start Records to process

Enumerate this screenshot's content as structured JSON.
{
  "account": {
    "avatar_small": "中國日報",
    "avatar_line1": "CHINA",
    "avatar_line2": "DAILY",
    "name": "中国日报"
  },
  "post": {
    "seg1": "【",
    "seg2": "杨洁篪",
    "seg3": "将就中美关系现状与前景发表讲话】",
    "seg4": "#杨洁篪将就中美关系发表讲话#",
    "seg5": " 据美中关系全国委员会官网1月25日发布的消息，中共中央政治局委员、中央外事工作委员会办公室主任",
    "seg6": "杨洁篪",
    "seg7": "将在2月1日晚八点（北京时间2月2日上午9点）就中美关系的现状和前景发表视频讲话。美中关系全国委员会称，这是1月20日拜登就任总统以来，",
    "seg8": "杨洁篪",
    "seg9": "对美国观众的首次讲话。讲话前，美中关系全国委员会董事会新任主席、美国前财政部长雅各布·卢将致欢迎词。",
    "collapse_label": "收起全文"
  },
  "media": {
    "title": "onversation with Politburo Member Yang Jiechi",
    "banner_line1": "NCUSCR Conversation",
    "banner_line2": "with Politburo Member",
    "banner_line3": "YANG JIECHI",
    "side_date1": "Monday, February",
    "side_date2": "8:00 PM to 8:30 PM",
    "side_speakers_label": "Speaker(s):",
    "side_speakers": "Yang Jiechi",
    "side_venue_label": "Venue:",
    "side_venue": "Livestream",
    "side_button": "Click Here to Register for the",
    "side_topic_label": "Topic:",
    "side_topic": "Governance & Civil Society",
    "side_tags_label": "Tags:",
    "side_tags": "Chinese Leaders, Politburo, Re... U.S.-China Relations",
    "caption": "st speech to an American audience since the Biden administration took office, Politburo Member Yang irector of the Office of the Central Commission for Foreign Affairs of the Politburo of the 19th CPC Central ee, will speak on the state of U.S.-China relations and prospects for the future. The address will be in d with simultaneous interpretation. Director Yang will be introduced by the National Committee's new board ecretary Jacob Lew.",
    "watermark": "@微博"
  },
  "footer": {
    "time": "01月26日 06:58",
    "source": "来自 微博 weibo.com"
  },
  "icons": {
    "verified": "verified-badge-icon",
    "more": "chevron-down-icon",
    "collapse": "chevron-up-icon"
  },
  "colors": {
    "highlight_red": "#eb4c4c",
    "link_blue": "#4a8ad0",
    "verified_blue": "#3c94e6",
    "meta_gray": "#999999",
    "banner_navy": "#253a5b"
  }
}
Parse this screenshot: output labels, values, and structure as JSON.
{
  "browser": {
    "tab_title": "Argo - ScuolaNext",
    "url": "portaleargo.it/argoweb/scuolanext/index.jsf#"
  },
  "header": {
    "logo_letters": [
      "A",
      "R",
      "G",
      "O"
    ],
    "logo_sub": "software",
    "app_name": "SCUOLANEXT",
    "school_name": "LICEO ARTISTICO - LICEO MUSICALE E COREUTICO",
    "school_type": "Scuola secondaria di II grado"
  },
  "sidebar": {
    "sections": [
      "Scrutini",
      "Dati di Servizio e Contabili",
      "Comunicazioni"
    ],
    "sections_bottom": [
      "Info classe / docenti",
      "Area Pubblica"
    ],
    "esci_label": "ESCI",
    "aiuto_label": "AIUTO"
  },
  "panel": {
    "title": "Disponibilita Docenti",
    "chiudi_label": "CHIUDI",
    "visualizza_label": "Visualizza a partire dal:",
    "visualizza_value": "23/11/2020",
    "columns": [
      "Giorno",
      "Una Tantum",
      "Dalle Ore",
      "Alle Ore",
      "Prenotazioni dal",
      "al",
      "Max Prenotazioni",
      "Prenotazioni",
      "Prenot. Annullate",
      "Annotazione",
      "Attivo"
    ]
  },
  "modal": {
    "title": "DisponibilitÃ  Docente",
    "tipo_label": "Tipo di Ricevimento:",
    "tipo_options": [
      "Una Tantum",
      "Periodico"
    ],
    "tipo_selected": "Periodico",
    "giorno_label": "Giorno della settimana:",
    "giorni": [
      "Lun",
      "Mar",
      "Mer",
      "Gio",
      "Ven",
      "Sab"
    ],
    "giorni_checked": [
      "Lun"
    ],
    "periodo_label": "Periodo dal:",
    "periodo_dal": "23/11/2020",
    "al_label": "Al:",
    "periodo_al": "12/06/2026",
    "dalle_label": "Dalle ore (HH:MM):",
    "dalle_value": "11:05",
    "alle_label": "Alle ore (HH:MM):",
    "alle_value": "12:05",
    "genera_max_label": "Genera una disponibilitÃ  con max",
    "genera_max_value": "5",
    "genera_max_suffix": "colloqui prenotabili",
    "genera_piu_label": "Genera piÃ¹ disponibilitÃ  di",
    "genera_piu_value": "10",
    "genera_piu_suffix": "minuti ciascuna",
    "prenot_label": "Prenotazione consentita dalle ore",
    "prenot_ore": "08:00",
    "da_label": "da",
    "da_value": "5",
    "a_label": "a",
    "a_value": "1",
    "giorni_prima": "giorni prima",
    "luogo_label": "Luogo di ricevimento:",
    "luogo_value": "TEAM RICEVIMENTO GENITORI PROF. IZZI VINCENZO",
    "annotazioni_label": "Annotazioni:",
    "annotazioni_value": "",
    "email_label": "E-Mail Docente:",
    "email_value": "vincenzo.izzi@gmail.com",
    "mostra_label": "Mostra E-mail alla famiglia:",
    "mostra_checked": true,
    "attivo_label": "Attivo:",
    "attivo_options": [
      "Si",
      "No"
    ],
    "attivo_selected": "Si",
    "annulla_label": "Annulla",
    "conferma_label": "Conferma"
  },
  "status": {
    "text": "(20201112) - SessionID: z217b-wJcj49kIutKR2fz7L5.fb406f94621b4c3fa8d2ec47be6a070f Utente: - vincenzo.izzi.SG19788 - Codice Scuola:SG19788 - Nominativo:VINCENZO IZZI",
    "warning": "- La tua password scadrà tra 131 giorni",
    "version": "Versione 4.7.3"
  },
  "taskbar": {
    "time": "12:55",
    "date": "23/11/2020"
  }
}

end Records to process

Retype all the material above precisely, with no line left out.

Enumerate this screenshot's content as structured JSON.
{
  "account": {
    "avatar_small": "中國日報",
    "avatar_line1": "CHINA",
    "avatar_line2": "DAILY",
    "name": "中国日报"
  },
  "post": {
    "seg1": "【",
    "seg2": "杨洁篪",
    "seg3": "将就中美关系现状与前景发表讲话】",
    "seg4": "#杨洁篪将就中美关系发表讲话#",
    "seg5": " 据美中关系全国委员会官网1月25日发布的消息，中共中央政治局委员、中央外事工作委员会办公室主任",
    "seg6": "杨洁篪",
    "seg7": "将在2月1日晚八点（北京时间2月2日上午9点）就中美关系的现状和前景发表视频讲话。美中关系全国委员会称，这是1月20日拜登就任总统以来，",
    "seg8": "杨洁篪",
    "seg9": "对美国观众的首次讲话。讲话前，美中关系全国委员会董事会新任主席、美国前财政部长雅各布·卢将致欢迎词。",
    "collapse_label": "收起全文"
  },
  "media": {
    "title": "onversation with Politburo Member Yang Jiechi",
    "banner_line1": "NCUSCR Conversation",
    "banner_line2": "with Politburo Member",
    "banner_line3": "YANG JIECHI",
    "side_date1": "Monday, February",
    "side_date2": "8:00 PM to 8:30 PM",
    "side_speakers_label": "Speaker(s):",
    "side_speakers": "Yang Jiechi",
    "side_venue_label": "Venue:",
    "side_venue": "Livestream",
    "side_button": "Click Here to Register for the",
    "side_topic_label": "Topic:",
    "side_topic": "Governance & Civil Society",
    "side_tags_label": "Tags:",
    "side_tags": "Chinese Leaders, Politburo, Re... U.S.-China Relations",
    "caption": "st speech to an American audience since the Biden administration took office, Politburo Member Yang irector of the Office of the Central Commission for Foreign Affairs of the Politburo of the 19th CPC Central ee, will speak on the state of U.S.-China relations and prospects for the future. The address will be in d with simultaneous interpretation. Director Yang will be introduced by the National Committee's new board ecretary Jacob Lew.",
    "watermark": "@微博"
  },
  "footer": {
    "time": "01月26日 06:58",
    "source": "来自 微博 weibo.com"
  },
  "icons": {
    "verified": "verified-badge-icon",
    "more": "chevron-down-icon",
    "collapse": "chevron-up-icon"
  },
  "colors": {
    "highlight_red": "#eb4c4c",
    "link_blue": "#4a8ad0",
    "verified_blue": "#3c94e6",
    "meta_gray": "#999999",
    "banner_navy": "#253a5b"
  }
}
Parse this screenshot: output labels, values, and structure as JSON.
{
  "browser": {
    "tab_title": "Argo - ScuolaNext",
    "url": "portaleargo.it/argoweb/scuolanext/index.jsf#"
  },
  "header": {
    "logo_letters": [
      "A",
      "R",
      "G",
      "O"
    ],
    "logo_sub": "software",
    "app_name": "SCUOLANEXT",
    "school_name": "LICEO ARTISTICO - LICEO MUSICALE E COREUTICO",
    "school_type": "Scuola secondaria di II grado"
  },
  "sidebar": {
    "sections": [
      "Scrutini",
      "Dati di Servizio e Contabili",
      "Comunicazioni"
    ],
    "sections_bottom": [
      "Info classe / docenti",
      "Area Pubblica"
    ],
    "esci_label": "ESCI",
    "aiuto_label": "AIUTO"
  },
  "panel": {
    "title": "Disponibilita Docenti",
    "chiudi_label": "CHIUDI",
    "visualizza_label": "Visualizza a partire dal:",
    "visualizza_value": "23/11/2020",
    "columns": [
      "Giorno",
      "Una Tantum",
      "Dalle Ore",
      "Alle Ore",
      "Prenotazioni dal",
      "al",
      "Max Prenotazioni",
      "Prenotazioni",
      "Prenot. Annullate",
      "Annotazione",
      "Attivo"
    ]
  },
  "modal": {
    "title": "DisponibilitÃ  Docente",
    "tipo_label": "Tipo di Ricevimento:",
    "tipo_options": [
      "Una Tantum",
      "Periodico"
    ],
    "tipo_selected": "Periodico",
    "giorno_label": "Giorno della settimana:",
    "giorni": [
      "Lun",
      "Mar",
      "Mer",
      "Gio",
      "Ven",
      "Sab"
    ],
    "giorni_checked": [
      "Lun"
    ],
    "periodo_label": "Periodo dal:",
    "periodo_dal": "23/11/2020",
    "al_label": "Al:",
    "periodo_al": "12/06/2026",
    "dalle_label": "Dalle ore (HH:MM):",
    "dalle_value": "11:05",
    "alle_label": "Alle ore (HH:MM):",
    "alle_value": "12:05",
    "genera_max_label": "Genera una disponibilitÃ  con max",
    "genera_max_value": "5",
    "genera_max_suffix": "colloqui prenotabili",
    "genera_piu_label": "Genera piÃ¹ disponibilitÃ  di",
    "genera_piu_value": "10",
    "genera_piu_suffix": "minuti ciascuna",
    "prenot_label": "Prenotazione consentita dalle ore",
    "prenot_ore": "08:00",
    "da_label": "da",
    "da_value": "5",
    "a_label": "a",
    "a_value": "1",
    "giorni_prima": "giorni prima",
    "luogo_label": "Luogo di ricevimento:",
    "luogo_value": "TEAM RICEVIMENTO GENITORI PROF. IZZI VINCENZO",
    "annotazioni_label": "Annotazioni:",
    "annotazioni_value": "",
    "email_label": "E-Mail Docente:",
    "email_value": "vincenzo.izzi@gmail.com",
    "mostra_label": "Mostra E-mail alla famiglia:",
    "mostra_checked": true,
    "attivo_label": "Attivo:",
    "attivo_options": [
      "Si",
      "No"
    ],
    "attivo_selected": "Si",
    "annulla_label": "Annulla",
    "conferma_label": "Conferma"
  },
  "status": {
    "text": "(20201112) - SessionID: z217b-wJcj49kIutKR2fz7L5.fb406f94621b4c3fa8d2ec47be6a070f Utente: - vincenzo.izzi.SG19788 - Codice Scuola:SG19788 - Nominativo:VINCENZO IZZI",
    "warning": "- La tua password scadrà tra 131 giorni",
    "version": "Versione 4.7.3"
  },
  "taskbar": {
    "time": "12:55",
    "date": "23/11/2020"
  }
}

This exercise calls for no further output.